[Description of the task] Extract all lines containing "title".

[Recorded data]
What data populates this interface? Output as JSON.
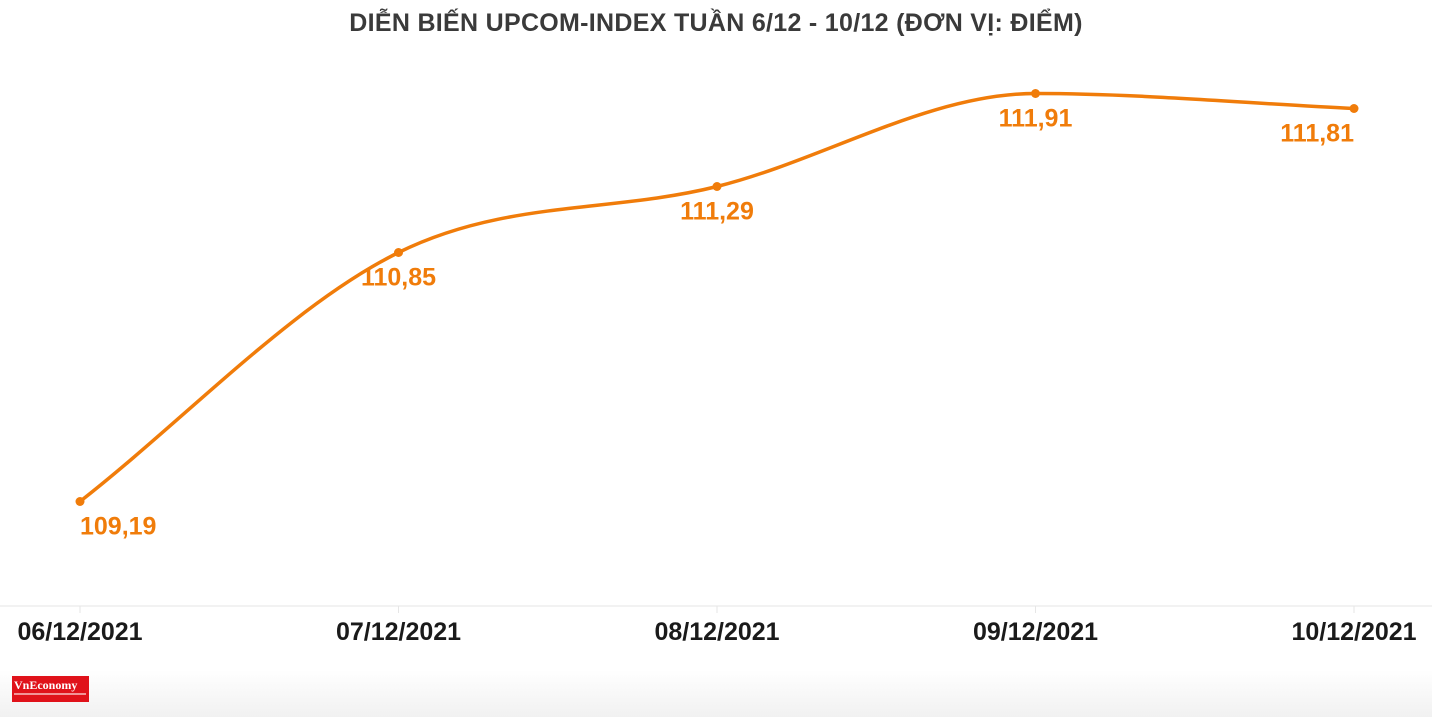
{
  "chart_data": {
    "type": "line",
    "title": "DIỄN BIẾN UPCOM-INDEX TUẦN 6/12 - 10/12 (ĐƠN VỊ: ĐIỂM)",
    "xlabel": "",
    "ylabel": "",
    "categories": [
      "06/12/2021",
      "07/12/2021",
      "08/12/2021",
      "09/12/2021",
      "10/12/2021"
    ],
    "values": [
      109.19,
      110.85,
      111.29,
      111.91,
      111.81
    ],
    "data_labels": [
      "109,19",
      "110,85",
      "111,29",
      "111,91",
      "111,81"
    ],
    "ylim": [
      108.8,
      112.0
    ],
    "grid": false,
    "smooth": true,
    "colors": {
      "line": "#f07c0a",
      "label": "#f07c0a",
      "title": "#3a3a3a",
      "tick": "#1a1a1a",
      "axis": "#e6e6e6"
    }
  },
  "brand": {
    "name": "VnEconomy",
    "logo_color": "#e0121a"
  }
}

[Reply to the exercise]
    "title": "DIỄN BIẾN UPCOM-INDEX TUẦN 6/12 - 10/12 (ĐƠN VỊ: ĐIỂM)",
      "title": "#3a3a3a",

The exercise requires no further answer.